(OBJECTIVE) Determine the number of lines that have the string "children" in them, and give only that number.
** BEGIN DATASET **
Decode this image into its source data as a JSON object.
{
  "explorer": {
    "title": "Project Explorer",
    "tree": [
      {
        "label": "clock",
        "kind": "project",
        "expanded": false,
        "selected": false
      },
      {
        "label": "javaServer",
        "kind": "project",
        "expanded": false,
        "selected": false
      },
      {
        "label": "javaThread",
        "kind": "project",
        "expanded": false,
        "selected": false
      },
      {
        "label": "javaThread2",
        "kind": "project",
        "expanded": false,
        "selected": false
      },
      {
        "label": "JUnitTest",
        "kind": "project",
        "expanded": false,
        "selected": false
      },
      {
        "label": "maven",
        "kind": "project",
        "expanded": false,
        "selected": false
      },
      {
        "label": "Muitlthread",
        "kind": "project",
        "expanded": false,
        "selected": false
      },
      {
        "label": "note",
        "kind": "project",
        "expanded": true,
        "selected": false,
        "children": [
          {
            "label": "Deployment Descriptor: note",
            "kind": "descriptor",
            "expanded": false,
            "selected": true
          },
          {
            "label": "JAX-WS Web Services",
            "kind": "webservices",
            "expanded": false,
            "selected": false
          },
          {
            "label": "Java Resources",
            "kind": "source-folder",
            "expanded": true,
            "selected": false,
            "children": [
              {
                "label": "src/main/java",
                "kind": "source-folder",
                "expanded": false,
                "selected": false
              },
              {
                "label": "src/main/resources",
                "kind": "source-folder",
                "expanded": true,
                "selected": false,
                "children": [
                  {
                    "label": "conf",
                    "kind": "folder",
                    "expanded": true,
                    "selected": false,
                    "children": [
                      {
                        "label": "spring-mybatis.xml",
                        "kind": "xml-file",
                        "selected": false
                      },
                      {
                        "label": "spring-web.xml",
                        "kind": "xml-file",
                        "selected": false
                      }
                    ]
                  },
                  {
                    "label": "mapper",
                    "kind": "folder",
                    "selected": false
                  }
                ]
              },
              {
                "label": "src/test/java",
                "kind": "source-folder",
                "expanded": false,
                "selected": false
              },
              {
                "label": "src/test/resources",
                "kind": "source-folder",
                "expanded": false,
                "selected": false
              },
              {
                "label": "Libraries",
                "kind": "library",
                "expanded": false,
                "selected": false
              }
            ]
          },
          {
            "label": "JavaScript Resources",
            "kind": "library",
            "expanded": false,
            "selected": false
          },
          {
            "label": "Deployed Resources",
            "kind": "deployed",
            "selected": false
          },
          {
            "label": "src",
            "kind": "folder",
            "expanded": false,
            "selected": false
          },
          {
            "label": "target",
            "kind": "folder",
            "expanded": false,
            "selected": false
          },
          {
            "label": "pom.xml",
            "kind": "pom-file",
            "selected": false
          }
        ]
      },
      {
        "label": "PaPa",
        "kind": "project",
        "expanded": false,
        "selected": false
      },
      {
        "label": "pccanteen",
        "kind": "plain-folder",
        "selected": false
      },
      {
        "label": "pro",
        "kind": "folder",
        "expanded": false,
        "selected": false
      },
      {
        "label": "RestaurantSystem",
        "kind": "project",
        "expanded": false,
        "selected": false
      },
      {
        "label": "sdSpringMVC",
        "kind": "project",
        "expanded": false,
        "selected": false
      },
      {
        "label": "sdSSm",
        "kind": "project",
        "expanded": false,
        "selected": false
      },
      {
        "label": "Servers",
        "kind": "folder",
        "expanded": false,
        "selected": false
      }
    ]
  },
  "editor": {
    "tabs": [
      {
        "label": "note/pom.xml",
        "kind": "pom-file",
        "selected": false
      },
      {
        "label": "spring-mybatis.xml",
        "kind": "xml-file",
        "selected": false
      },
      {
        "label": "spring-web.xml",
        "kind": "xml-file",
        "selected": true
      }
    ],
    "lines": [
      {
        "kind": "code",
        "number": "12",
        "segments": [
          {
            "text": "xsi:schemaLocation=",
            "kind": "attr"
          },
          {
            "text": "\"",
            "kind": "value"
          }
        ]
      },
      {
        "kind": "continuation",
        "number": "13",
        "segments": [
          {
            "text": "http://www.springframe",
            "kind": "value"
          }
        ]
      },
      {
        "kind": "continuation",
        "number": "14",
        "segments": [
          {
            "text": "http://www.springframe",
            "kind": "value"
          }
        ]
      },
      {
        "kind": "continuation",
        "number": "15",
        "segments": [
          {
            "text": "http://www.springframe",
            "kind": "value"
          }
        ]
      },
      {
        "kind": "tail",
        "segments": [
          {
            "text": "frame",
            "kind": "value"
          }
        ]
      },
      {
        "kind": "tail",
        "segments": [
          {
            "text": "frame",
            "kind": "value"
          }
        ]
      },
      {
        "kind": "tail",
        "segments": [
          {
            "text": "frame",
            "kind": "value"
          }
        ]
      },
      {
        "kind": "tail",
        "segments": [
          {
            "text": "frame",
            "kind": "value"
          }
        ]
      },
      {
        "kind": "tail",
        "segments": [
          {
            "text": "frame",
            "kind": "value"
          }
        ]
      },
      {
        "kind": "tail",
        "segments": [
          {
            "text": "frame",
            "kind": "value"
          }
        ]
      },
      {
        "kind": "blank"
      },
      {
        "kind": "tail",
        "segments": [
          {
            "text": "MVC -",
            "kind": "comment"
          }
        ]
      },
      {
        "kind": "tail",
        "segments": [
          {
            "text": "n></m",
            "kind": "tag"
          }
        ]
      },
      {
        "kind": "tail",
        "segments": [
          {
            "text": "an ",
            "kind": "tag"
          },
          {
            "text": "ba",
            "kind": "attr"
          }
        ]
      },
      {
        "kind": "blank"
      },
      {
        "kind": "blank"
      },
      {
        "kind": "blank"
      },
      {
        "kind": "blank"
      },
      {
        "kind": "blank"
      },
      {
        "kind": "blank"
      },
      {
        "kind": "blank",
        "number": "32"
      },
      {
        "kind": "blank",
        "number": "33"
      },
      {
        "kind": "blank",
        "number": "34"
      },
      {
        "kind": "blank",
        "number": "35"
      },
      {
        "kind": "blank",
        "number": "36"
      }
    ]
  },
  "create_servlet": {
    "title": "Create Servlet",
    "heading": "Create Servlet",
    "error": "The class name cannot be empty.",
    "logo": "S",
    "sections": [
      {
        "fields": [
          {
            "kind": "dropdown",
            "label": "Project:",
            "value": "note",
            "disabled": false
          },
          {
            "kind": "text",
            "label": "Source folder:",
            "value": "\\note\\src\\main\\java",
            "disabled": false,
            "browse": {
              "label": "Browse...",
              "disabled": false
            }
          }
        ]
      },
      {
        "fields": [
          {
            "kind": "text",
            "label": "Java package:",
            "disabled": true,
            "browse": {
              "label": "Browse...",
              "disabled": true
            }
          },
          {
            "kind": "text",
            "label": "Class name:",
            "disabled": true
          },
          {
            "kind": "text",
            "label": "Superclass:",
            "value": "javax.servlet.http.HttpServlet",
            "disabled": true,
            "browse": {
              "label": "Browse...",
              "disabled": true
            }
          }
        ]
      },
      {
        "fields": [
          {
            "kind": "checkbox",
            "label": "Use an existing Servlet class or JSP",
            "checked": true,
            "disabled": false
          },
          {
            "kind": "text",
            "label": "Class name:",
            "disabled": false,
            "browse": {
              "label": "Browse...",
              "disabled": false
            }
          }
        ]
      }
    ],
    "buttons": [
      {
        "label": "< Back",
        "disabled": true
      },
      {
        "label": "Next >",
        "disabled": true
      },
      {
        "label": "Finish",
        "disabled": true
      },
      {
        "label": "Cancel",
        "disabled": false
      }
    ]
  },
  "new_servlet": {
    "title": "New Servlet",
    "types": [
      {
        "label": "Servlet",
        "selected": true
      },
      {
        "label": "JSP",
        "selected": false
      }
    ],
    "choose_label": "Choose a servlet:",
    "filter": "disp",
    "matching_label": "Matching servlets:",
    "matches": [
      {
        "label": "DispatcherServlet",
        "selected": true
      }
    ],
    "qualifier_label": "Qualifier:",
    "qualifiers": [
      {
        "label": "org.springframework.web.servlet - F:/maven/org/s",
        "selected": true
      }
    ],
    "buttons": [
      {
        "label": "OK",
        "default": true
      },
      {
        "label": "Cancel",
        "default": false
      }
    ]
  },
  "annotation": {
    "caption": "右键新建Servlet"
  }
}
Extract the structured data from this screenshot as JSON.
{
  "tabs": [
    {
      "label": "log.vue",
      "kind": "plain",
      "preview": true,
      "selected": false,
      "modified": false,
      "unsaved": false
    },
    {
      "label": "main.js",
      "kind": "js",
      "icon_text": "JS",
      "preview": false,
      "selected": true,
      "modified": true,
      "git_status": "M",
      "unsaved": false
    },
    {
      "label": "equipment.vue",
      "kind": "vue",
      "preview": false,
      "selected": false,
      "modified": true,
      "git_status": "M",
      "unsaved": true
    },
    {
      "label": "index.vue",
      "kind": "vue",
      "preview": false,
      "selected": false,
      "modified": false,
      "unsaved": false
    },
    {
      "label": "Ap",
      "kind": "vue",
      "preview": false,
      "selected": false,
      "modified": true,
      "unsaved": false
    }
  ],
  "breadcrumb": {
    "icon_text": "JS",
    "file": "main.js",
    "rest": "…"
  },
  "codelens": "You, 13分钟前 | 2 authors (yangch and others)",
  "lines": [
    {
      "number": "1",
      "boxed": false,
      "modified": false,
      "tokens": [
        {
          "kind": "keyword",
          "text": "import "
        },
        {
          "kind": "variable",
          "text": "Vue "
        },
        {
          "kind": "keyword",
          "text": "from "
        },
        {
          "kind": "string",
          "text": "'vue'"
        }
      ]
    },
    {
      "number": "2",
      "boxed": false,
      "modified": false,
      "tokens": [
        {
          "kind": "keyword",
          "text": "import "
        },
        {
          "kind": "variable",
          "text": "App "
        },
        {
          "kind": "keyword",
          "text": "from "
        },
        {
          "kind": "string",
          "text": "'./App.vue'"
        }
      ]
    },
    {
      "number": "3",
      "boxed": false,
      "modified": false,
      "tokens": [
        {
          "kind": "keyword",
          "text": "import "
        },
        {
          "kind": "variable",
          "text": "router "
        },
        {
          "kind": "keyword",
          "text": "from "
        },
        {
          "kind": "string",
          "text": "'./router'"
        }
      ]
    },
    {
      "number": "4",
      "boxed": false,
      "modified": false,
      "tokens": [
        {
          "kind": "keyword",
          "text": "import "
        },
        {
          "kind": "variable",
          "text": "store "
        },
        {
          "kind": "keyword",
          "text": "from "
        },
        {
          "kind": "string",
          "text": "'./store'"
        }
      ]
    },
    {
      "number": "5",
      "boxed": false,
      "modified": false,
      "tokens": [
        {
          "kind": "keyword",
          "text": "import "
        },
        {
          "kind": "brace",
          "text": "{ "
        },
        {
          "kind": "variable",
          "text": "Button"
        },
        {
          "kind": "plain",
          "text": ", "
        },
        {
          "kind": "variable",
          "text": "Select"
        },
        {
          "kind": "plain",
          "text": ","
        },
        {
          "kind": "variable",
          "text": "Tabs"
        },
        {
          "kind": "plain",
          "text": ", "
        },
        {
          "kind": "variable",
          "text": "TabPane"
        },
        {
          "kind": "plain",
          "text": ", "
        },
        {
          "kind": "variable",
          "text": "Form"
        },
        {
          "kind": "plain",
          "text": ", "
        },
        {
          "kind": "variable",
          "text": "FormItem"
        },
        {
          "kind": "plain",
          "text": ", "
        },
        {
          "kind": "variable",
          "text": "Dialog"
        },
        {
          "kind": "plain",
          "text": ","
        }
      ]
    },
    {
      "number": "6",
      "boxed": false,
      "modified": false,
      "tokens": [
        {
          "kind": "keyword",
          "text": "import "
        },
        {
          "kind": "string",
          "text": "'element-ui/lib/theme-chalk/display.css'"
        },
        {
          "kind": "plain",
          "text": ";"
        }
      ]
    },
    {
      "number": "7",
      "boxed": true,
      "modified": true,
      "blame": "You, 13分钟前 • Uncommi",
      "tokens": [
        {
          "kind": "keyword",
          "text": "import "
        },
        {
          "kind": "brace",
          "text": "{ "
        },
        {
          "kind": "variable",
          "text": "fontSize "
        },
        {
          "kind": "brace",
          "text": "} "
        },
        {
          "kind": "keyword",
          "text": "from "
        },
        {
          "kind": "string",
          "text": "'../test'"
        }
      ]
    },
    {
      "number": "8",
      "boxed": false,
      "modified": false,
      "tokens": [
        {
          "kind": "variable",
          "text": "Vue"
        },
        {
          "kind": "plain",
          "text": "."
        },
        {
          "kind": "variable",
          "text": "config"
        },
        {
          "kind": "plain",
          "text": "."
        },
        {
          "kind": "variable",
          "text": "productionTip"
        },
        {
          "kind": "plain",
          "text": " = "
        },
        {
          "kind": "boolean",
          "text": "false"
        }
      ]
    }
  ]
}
** END DATASET **
(SOLUTION FOR THIS PROBLEM) 4